---- Data shown

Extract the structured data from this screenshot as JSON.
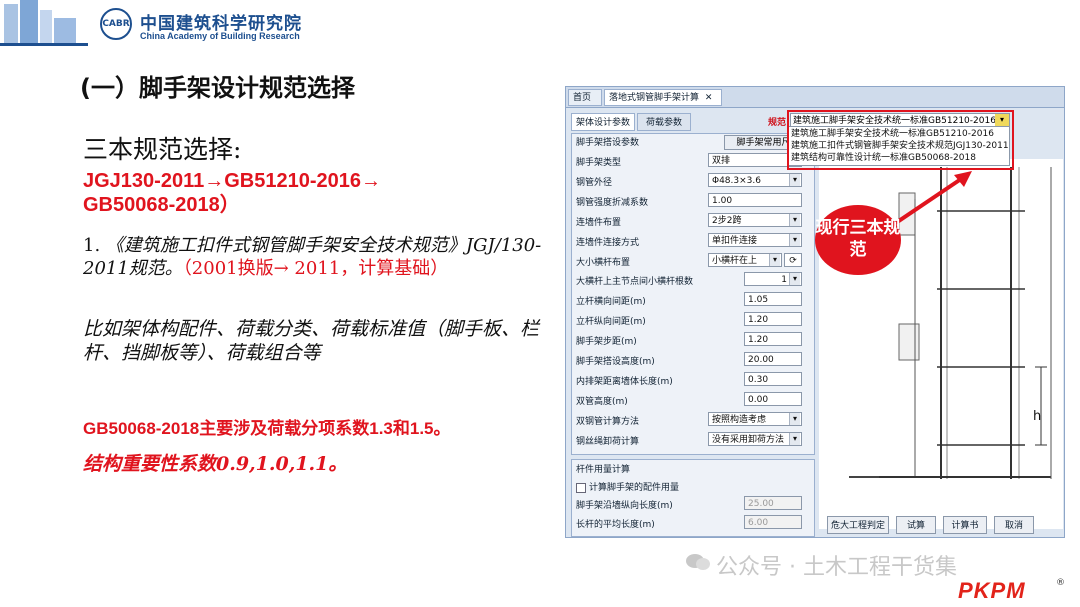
{
  "header": {
    "org_cn": "中国建筑科学研究院",
    "org_en": "China Academy of Building Research",
    "seal_text": "CABR"
  },
  "slide": {
    "title": "(一）脚手架设计规范选择",
    "subtitle": "三本规范选择:",
    "codes_line1": "JGJ130-2011→GB51210-2016→",
    "codes_line2": "GB50068-2018）",
    "item1_num": "1.",
    "item1_text": "《建筑施工扣件式钢管脚手架安全技术规范》JGJ/130-2011规范。",
    "item1_red": "（2001换版→ 2011，计算基础）",
    "example": "比如架体构配件、荷载分类、荷载标准值（脚手板、栏杆、挡脚板等）、荷载组合等",
    "gb_note": "GB50068-2018主要涉及荷载分项系数1.3和1.5。",
    "importance": "结构重要性系数0.9,1.0,1.1。"
  },
  "software": {
    "tab_home": "首页",
    "tab_calc": "落地式钢管脚手架计算",
    "tab_close": "✕",
    "panel_tab1": "架体设计参数",
    "panel_tab2": "荷载参数",
    "params_header": "脚手架搭设参数",
    "common_size_button": "脚手架常用尺寸",
    "params": [
      {
        "label": "脚手架类型",
        "value": "双排"
      },
      {
        "label": "钢管外径",
        "value": "Φ48.3×3.6"
      },
      {
        "label": "钢管强度折减系数",
        "value": "1.00"
      },
      {
        "label": "连墙件布置",
        "value": "2步2跨"
      },
      {
        "label": "连墙件连接方式",
        "value": "单扣件连接"
      },
      {
        "label": "大小横杆布置",
        "value": "小横杆在上"
      },
      {
        "label": "大横杆上主节点间小横杆根数",
        "value": "1"
      },
      {
        "label": "立杆横向间距(m)",
        "value": "1.05"
      },
      {
        "label": "立杆纵向间距(m)",
        "value": "1.20"
      },
      {
        "label": "脚手架步距(m)",
        "value": "1.20"
      },
      {
        "label": "脚手架搭设高度(m)",
        "value": "20.00"
      },
      {
        "label": "内排架距离墙体长度(m)",
        "value": "0.30"
      },
      {
        "label": "双管高度(m)",
        "value": "0.00"
      },
      {
        "label": "双钢管计算方法",
        "value": "按照构造考虑"
      },
      {
        "label": "钢丝绳卸荷计算",
        "value": "没有采用卸荷方法"
      }
    ],
    "members_header": "杆件用量计算",
    "members_checkbox": "计算脚手架的配件用量",
    "members_rows": [
      {
        "label": "脚手架沿墙纵向长度(m)",
        "value": "25.00"
      },
      {
        "label": "长杆的平均长度(m)",
        "value": "6.00"
      }
    ],
    "std_label": "规范",
    "std_selected": "建筑施工脚手架安全技术统一标准GB51210-2016",
    "std_options": [
      "建筑施工脚手架安全技术统一标准GB51210-2016",
      "建筑施工扣件式钢管脚手架安全技术规范JGJ130-2011",
      "建筑结构可靠性设计统一标准GB50068-2018"
    ],
    "callout": "现行三本规范",
    "dimension_label": "h",
    "buttons": {
      "judge": "危大工程判定",
      "calc": "试算",
      "book": "计算书",
      "cancel": "取消"
    }
  },
  "watermark": {
    "text": "公众号 · 土木工程干货集",
    "brand": "PKPM",
    "reg": "®"
  },
  "colors": {
    "accent_red": "#e0141e",
    "brand_blue": "#1d4f8f"
  }
}
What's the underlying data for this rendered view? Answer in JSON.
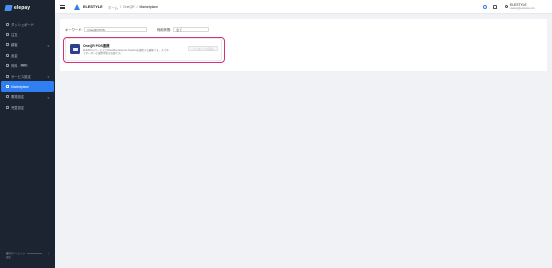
{
  "app": {
    "logo_text": "elepay"
  },
  "sidebar": {
    "items": [
      {
        "label": "ダッシュボード",
        "icon": "dashboard-icon"
      },
      {
        "label": "注文",
        "icon": "orders-icon"
      },
      {
        "label": "顧客",
        "icon": "customers-icon",
        "caret": "▾"
      },
      {
        "label": "返金",
        "icon": "refund-icon"
      },
      {
        "label": "資料",
        "icon": "documents-icon",
        "badge": "NEW"
      },
      {
        "label": "サービス設定",
        "icon": "service-settings-icon",
        "caret": "▾"
      },
      {
        "label": "Marketplace",
        "icon": "marketplace-icon",
        "active": true
      },
      {
        "label": "開発設定",
        "icon": "dev-settings-icon",
        "caret": "▾"
      },
      {
        "label": "児童設定",
        "icon": "settings-icon"
      }
    ],
    "footer": {
      "line1": "最新のバージョン",
      "line2": "更新"
    }
  },
  "header": {
    "account_name": "ELESTYLE",
    "breadcrumb": [
      "ホーム",
      "OneQR",
      "Marketplace"
    ],
    "user_name": "ELESTYLE",
    "user_sub": "elestyle@example.com"
  },
  "filters": {
    "keyword_label": "キーワード",
    "keyword_value": "OneQR POS",
    "status_label": "利用状態",
    "status_value": "全て"
  },
  "items": [
    {
      "title": "OneQR POS連携",
      "description": "ELEPAYのサービスとDinerBox Express Systemを連携する機能です。スマホでオーダーの連携可能な店舗です。",
      "button": "インストール済み"
    }
  ],
  "colors": {
    "sidebar_bg": "#1b2430",
    "accent": "#2f7ef2",
    "highlight": "#d6307a"
  }
}
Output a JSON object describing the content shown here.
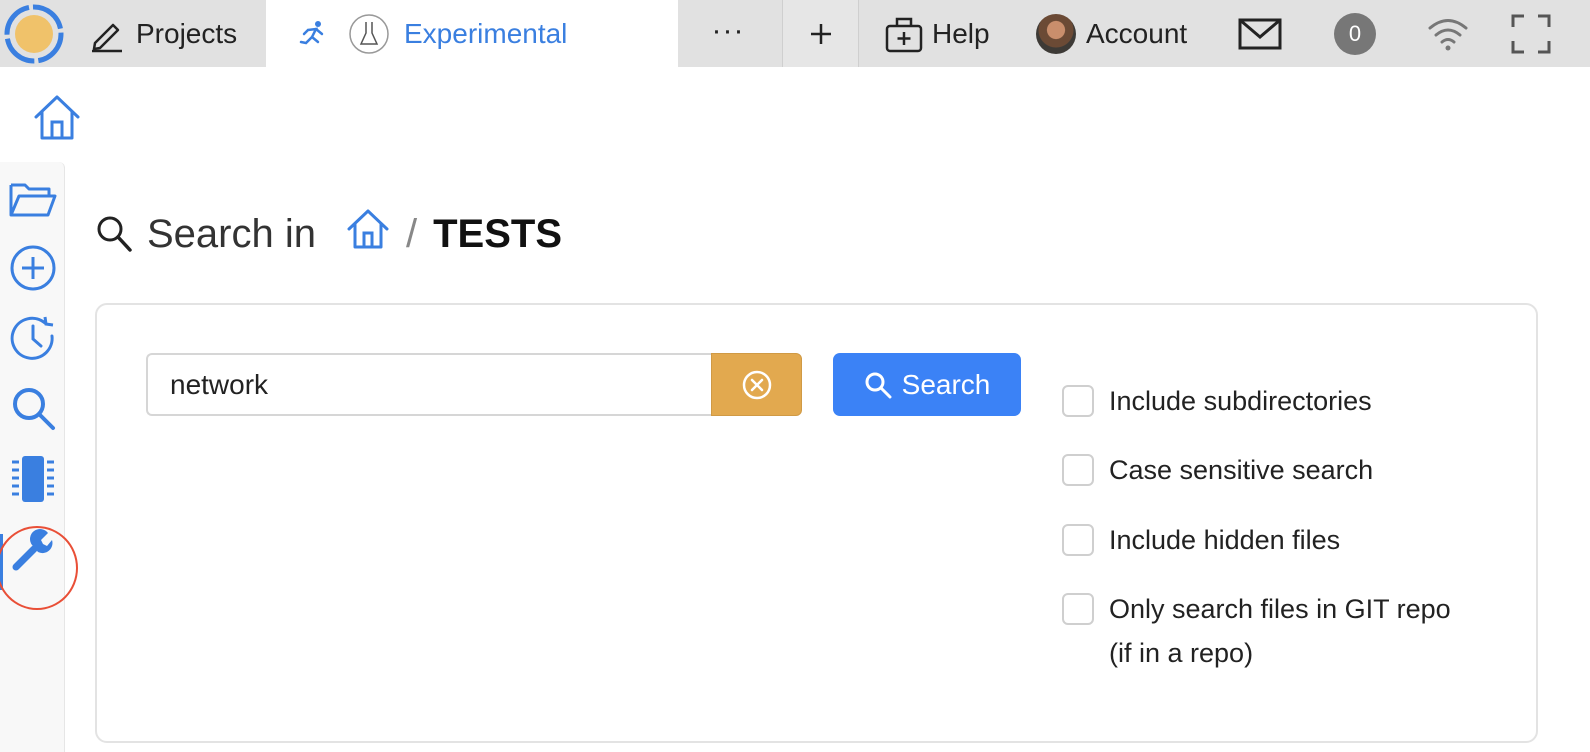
{
  "topbar": {
    "projects_label": "Projects",
    "active_tab_label": "Experimental",
    "more_label": "···",
    "help_label": "Help",
    "account_label": "Account",
    "notification_count": "0"
  },
  "heading": {
    "prefix": "Search in",
    "separator": "/",
    "folder": "TESTS"
  },
  "search": {
    "query": "network",
    "button_label": "Search"
  },
  "options": [
    {
      "label": "Include subdirectories",
      "checked": false
    },
    {
      "label": "Case sensitive search",
      "checked": false
    },
    {
      "label": "Include hidden files",
      "checked": false
    },
    {
      "label": "Only search files in GIT repo",
      "label_line2": "(if in a repo)",
      "checked": false
    }
  ],
  "sidebar": {
    "items": [
      "home-icon",
      "folder-open-icon",
      "plus-circle-icon",
      "history-icon",
      "search-icon",
      "processor-icon",
      "wrench-icon"
    ],
    "active": "search-icon"
  },
  "colors": {
    "accent": "#3a7fe0",
    "search_button": "#3b82f6",
    "clear_button": "#e2a94f",
    "highlight_circle": "#e94f37",
    "logo_fill": "#f0c26a"
  }
}
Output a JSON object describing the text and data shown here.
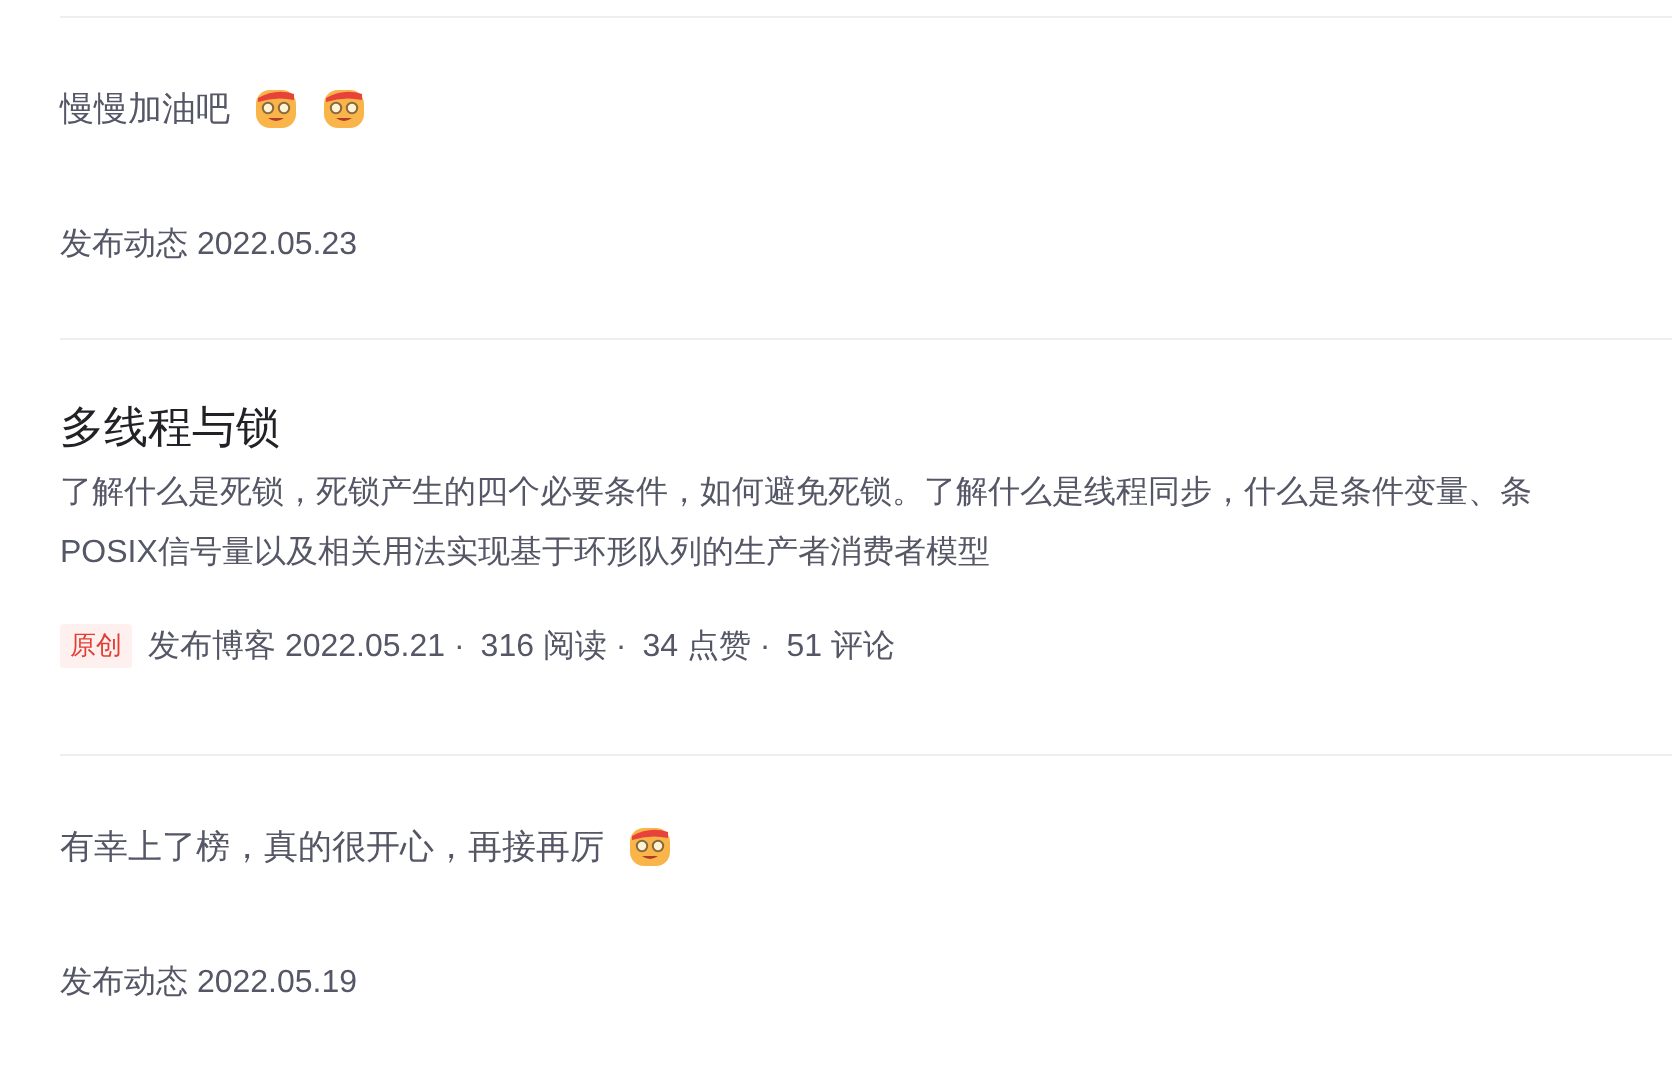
{
  "feed": [
    {
      "kind": "post",
      "text": "慢慢加油吧",
      "emojis": [
        {
          "kind": "emoji"
        },
        {
          "kind": "emoji"
        }
      ],
      "meta": "发布动态 2022.05.23"
    },
    {
      "kind": "blog",
      "title": "多线程与锁",
      "description": "了解什么是死锁，死锁产生的四个必要条件，如何避免死锁。了解什么是线程同步，什么是条件变量、条POSIX信号量以及相关用法实现基于环形队列的生产者消费者模型",
      "badge": "原创",
      "meta": "发布博客 2022.05.21 ·",
      "stats": [
        "316 阅读 ·",
        "34 点赞 ·",
        "51 评论"
      ]
    },
    {
      "kind": "post",
      "text": "有幸上了榜，真的很开心，再接再厉",
      "emojis": [
        {
          "kind": "emoji"
        }
      ],
      "meta": "发布动态 2022.05.19"
    }
  ]
}
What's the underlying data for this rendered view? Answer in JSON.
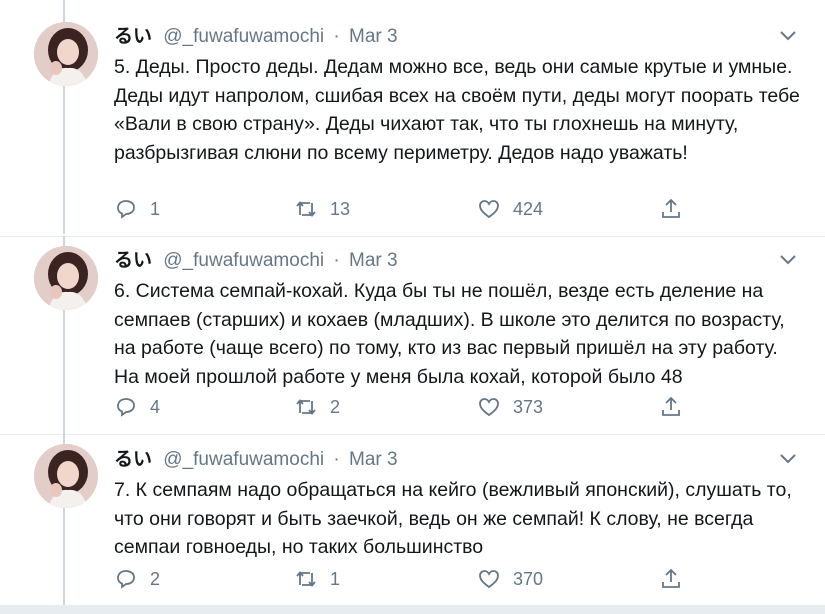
{
  "colors": {
    "text": "#14171a",
    "muted": "#657786",
    "line": "#ccd6dd",
    "border": "#e6ecf0"
  },
  "tweets": [
    {
      "name": "るい",
      "handle": "@_fuwafuwamochi",
      "sep": "·",
      "date": "Mar 3",
      "text": "5. Деды. Просто деды. Дедам можно все, ведь они самые крутые и умные. Деды идут напролом, сшибая всех на своём пути, деды могут поорать тебе «Вали в свою страну». Деды чихают так, что ты глохнешь на минуту, разбрызгивая слюни по всему периметру. Дедов надо уважать!",
      "replies": "1",
      "retweets": "13",
      "likes": "424"
    },
    {
      "name": "るい",
      "handle": "@_fuwafuwamochi",
      "sep": "·",
      "date": "Mar 3",
      "text": "6. Система семпай-кохай. Куда бы ты не пошёл, везде есть деление на семпаев (старших) и кохаев (младших). В школе это делится по возрасту, на работе (чаще всего) по тому, кто из вас первый пришёл на эту работу. На моей прошлой работе у меня была кохай, которой было 48",
      "replies": "4",
      "retweets": "2",
      "likes": "373"
    },
    {
      "name": "るい",
      "handle": "@_fuwafuwamochi",
      "sep": "·",
      "date": "Mar 3",
      "text": "7. К семпаям надо обращаться на кейго (вежливый японский), слушать то, что они говорят и быть заечкой, ведь он же семпай! К слову, не всегда семпаи говноеды, но таких большинство",
      "replies": "2",
      "retweets": "1",
      "likes": "370"
    }
  ]
}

--------

Exercise goal
Which lines hold the string "ведь"? List them all.

Exercise output
      "text": "5. Деды. Просто деды. Дедам можно все, ведь они самые крутые и умные. Деды идут напролом, сшибая всех на своём пути, деды могут поорать тебе «Вали в свою страну». Деды чихают так, что ты глохнешь на минуту, разбрызгивая слюни по всему периметру. Дедов надо уважать!",
      "text": "7. К семпаям надо обращаться на кейго (вежливый японский), слушать то, что они говорят и быть заечкой, ведь он же семпай! К слову, не всегда семпаи говноеды, но таких большинство",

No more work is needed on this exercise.